- [Provided text]:
"""

Molecule snapshot by explosion
Important step in filming chemical reactions
Date:
February 22, 2022
Source:
Goethe University Frankfurt
Summary:
An international team of scientists has taken a snapshot of a
cyclic molecule using a novel imaging method. Researchers used the
world's largest X-ray laser to explode the molecule iodopyridine
in order to construct an image of the intact molecule from the
resulting fragments.
FULL STORY ========================================================================== Exploding a photo subject in order to take its picture? An international research team at the European XFEL, the world's largest X-ray laser,
applied this "extreme" method to take pictures of complex molecules. The scientists used the ultra-bright X-ray flashes generated by the
facility to take snapshots of gas-phase iodopyridine molecules at atomic resolution. The X-ray laser caused the molecules to explode, and the
image was reconstructed from the pieces. "Thanks to the European XFEL's extremely intense and particularly short X-ray pulses, we were able to
produce an image of unprecedented clarity for this method and the size
of the molecule," reports Rebecca Boll from the European XFEL, principal investigator of the experiment and one of the two first authors of the publication in the scientific journal Nature Physics in which the team describes their results. Such clear images of complex molecules have
not been possible using this experimental technique until now.

"""

- [Action item]: In the article on the molecule snapshot, rewrite the part that opens with the words "Molecule snapshot by" and closes with "resulting fragments.", putting "ring-shaped" in place of "cyclic".

- [Recorded data]:
"""

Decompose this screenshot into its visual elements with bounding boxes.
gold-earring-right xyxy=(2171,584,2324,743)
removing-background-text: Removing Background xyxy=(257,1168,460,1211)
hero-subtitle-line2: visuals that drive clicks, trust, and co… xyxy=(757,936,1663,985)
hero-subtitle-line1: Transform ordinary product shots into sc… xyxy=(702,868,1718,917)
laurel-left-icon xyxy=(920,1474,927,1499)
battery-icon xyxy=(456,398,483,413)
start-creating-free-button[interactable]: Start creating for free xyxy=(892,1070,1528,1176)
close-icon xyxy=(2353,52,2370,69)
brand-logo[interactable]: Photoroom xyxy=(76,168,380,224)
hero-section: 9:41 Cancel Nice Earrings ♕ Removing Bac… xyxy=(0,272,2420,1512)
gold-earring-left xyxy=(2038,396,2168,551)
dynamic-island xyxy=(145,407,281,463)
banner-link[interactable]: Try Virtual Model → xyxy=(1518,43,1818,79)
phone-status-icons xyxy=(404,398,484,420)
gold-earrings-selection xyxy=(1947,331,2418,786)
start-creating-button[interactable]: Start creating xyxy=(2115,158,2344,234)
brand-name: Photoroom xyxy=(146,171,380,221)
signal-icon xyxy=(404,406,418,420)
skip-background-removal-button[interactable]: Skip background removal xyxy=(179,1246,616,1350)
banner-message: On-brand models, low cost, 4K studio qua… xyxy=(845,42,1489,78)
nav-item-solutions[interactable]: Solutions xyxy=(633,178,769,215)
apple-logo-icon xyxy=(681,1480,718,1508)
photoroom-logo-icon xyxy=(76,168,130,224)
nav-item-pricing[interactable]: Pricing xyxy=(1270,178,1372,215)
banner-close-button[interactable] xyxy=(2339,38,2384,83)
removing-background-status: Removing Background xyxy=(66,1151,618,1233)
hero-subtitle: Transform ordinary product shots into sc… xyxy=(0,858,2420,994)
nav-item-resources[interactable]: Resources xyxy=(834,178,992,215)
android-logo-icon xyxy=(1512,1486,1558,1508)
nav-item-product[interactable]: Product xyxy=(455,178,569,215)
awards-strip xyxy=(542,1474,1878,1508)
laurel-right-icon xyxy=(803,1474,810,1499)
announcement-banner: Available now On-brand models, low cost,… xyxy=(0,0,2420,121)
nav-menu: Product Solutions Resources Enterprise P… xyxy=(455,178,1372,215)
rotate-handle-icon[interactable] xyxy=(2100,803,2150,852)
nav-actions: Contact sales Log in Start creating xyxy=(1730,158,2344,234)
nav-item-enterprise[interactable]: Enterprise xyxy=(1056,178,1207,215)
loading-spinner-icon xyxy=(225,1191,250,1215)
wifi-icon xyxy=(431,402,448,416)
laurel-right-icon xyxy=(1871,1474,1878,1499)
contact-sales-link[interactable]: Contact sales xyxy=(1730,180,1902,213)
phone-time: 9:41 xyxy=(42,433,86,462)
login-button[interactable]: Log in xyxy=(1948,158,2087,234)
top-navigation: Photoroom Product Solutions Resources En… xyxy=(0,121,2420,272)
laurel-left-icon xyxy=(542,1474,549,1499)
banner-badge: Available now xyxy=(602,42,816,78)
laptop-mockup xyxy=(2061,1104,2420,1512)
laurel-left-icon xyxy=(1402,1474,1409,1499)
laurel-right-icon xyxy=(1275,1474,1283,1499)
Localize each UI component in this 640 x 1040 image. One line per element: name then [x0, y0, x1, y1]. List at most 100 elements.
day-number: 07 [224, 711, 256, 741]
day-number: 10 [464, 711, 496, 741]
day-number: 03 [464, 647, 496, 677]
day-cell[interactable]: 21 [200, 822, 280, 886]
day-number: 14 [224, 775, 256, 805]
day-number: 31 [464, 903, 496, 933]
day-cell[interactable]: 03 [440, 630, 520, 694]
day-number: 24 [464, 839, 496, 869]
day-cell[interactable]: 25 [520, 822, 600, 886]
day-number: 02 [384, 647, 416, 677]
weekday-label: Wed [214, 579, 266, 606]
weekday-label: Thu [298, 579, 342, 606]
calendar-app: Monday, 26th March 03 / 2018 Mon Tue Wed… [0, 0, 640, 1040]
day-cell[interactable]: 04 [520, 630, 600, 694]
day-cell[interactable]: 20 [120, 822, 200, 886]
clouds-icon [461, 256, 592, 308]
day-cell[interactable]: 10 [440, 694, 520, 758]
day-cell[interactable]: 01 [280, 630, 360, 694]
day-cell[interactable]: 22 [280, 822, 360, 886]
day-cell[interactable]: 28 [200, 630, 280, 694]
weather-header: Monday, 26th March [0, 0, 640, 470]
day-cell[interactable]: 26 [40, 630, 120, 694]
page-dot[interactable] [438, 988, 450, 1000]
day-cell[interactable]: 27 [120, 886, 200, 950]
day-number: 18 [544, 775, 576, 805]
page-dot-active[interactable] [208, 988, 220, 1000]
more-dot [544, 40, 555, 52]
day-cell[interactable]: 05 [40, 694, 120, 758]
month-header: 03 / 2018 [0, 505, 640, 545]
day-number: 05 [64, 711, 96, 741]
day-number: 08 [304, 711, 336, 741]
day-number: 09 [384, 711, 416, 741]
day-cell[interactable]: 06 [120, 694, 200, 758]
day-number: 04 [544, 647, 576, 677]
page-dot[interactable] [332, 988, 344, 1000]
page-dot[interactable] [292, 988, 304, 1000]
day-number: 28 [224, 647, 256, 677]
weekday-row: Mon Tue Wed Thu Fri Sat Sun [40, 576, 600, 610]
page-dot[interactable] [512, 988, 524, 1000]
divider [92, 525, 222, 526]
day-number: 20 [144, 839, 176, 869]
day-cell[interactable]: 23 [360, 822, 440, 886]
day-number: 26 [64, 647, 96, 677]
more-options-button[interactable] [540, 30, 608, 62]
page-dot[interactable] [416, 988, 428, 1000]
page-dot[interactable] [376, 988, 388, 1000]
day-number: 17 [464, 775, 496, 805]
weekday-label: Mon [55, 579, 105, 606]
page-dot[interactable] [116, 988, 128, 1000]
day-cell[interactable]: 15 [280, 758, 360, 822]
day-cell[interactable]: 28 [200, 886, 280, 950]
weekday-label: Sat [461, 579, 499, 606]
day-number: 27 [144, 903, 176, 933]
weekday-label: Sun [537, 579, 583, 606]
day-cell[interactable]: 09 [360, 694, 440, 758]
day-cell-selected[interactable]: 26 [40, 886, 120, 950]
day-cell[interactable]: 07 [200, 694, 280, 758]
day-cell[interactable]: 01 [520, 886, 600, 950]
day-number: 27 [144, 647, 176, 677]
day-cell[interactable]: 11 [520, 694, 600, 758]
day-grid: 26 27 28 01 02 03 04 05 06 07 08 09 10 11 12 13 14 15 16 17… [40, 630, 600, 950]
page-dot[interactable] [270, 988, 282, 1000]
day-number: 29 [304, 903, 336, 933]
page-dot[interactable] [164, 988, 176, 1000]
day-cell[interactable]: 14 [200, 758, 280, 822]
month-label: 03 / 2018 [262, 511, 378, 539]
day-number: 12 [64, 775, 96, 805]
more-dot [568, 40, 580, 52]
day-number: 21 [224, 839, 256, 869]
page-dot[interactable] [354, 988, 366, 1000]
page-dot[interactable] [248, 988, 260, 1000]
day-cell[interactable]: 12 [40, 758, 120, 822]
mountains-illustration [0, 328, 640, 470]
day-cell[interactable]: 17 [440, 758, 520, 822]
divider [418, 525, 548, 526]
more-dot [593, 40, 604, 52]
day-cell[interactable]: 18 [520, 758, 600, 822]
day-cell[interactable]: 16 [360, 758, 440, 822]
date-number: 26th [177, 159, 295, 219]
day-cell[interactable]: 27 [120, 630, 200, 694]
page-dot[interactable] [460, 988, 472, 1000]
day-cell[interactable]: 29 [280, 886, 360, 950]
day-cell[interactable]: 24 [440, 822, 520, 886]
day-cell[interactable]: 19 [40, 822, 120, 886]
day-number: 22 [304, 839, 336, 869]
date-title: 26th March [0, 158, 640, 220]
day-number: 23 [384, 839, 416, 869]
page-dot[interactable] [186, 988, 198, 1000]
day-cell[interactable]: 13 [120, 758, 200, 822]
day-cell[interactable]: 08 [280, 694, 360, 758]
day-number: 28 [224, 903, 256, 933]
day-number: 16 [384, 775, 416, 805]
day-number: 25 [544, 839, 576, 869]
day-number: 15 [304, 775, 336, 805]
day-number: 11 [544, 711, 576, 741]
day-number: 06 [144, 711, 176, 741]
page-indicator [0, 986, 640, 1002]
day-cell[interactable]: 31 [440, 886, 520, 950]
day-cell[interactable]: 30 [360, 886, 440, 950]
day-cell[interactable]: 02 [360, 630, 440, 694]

"""

- [Output for this exercise]:
Molecule snapshot by explosion
Important step in filming chemical reactions
Date:
February 22, 2022
Source:
Goethe University Frankfurt
Summary:
An international team of scientists has taken a snapshot of a
ring-shaped molecule using a novel imaging method. Researchers used the
world's largest X-ray laser to explode the molecule iodopyridine
in order to construct an image of the intact molecule from the
resulting fragments.